Transcribe the material below exactly as it appears.
Start of DATA IN THIS EXERCISE
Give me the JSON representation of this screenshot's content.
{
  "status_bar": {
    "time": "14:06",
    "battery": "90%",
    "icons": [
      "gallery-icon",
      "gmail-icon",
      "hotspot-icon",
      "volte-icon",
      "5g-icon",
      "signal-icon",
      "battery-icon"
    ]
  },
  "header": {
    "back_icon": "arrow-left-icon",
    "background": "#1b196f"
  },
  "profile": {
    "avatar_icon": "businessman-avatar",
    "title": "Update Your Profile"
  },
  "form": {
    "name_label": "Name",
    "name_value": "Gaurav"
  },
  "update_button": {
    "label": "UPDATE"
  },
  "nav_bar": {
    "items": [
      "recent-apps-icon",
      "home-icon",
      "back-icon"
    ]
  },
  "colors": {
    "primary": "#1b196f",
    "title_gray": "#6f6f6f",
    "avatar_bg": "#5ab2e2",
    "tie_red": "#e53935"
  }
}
End of DATA IN THIS EXERCISE
• REPLY TO THE EXERCISE
Give me the JSON representation of this screenshot's content.
{
  "status_bar": {
    "time": "14:06",
    "battery": "90%",
    "icons": [
      "gallery-icon",
      "gmail-icon",
      "hotspot-icon",
      "volte-icon",
      "5g-icon",
      "signal-icon",
      "battery-icon"
    ]
  },
  "header": {
    "back_icon": "arrow-left-icon",
    "background": "#1b196f"
  },
  "profile": {
    "avatar_icon": "businessman-avatar",
    "title": "Update Your Profile"
  },
  "form": {
    "name_label": "Name",
    "name_value": "Gaurav"
  },
  "update_button": {
    "label": "UPDATE"
  },
  "nav_bar": {
    "items": [
      "recent-apps-icon",
      "home-icon",
      "back-icon"
    ]
  },
  "colors": {
    "primary": "#1b196f",
    "title_gray": "#6f6f6f",
    "avatar_bg": "#5ab2e2",
    "tie_red": "#e53935"
  }
}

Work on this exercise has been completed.